> SUPPLIED MATERIAL
** START **

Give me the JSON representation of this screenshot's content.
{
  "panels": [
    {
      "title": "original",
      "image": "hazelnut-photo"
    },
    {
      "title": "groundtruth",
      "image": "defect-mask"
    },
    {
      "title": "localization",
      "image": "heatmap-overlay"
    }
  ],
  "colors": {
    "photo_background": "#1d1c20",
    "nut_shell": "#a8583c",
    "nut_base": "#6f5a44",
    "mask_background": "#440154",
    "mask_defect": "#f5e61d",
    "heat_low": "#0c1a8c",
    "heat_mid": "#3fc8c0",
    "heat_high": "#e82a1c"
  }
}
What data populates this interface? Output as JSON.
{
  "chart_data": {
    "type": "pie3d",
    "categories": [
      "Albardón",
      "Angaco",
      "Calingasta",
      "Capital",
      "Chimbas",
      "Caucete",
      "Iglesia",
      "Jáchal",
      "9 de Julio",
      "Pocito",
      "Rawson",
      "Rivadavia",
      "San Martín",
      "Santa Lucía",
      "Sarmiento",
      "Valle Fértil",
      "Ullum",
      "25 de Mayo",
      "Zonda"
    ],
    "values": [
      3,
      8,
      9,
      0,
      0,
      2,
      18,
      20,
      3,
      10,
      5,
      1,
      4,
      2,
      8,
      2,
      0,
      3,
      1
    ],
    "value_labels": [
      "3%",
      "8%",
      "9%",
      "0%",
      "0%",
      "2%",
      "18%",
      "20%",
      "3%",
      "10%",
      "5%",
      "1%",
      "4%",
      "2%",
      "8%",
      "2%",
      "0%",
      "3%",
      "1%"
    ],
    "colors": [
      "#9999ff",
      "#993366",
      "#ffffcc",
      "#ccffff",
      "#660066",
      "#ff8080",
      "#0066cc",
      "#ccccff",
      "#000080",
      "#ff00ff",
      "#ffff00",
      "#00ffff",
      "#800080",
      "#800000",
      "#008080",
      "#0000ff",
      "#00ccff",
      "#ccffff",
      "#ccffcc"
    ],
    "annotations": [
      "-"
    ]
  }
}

** END **

> TASK DESCRIPTION
Output each entry precisely as given.

> RESULT OF THIS TASK
Give me the JSON representation of this screenshot's content.
{
  "panels": [
    {
      "title": "original",
      "image": "hazelnut-photo"
    },
    {
      "title": "groundtruth",
      "image": "defect-mask"
    },
    {
      "title": "localization",
      "image": "heatmap-overlay"
    }
  ],
  "colors": {
    "photo_background": "#1d1c20",
    "nut_shell": "#a8583c",
    "nut_base": "#6f5a44",
    "mask_background": "#440154",
    "mask_defect": "#f5e61d",
    "heat_low": "#0c1a8c",
    "heat_mid": "#3fc8c0",
    "heat_high": "#e82a1c"
  }
}
What data populates this interface? Output as JSON.
{
  "chart_data": {
    "type": "pie3d",
    "categories": [
      "Albardón",
      "Angaco",
      "Calingasta",
      "Capital",
      "Chimbas",
      "Caucete",
      "Iglesia",
      "Jáchal",
      "9 de Julio",
      "Pocito",
      "Rawson",
      "Rivadavia",
      "San Martín",
      "Santa Lucía",
      "Sarmiento",
      "Valle Fértil",
      "Ullum",
      "25 de Mayo",
      "Zonda"
    ],
    "values": [
      3,
      8,
      9,
      0,
      0,
      2,
      18,
      20,
      3,
      10,
      5,
      1,
      4,
      2,
      8,
      2,
      0,
      3,
      1
    ],
    "value_labels": [
      "3%",
      "8%",
      "9%",
      "0%",
      "0%",
      "2%",
      "18%",
      "20%",
      "3%",
      "10%",
      "5%",
      "1%",
      "4%",
      "2%",
      "8%",
      "2%",
      "0%",
      "3%",
      "1%"
    ],
    "colors": [
      "#9999ff",
      "#993366",
      "#ffffcc",
      "#ccffff",
      "#660066",
      "#ff8080",
      "#0066cc",
      "#ccccff",
      "#000080",
      "#ff00ff",
      "#ffff00",
      "#00ffff",
      "#800080",
      "#800000",
      "#008080",
      "#0000ff",
      "#00ccff",
      "#ccffff",
      "#ccffcc"
    ],
    "annotations": [
      "-"
    ]
  }
}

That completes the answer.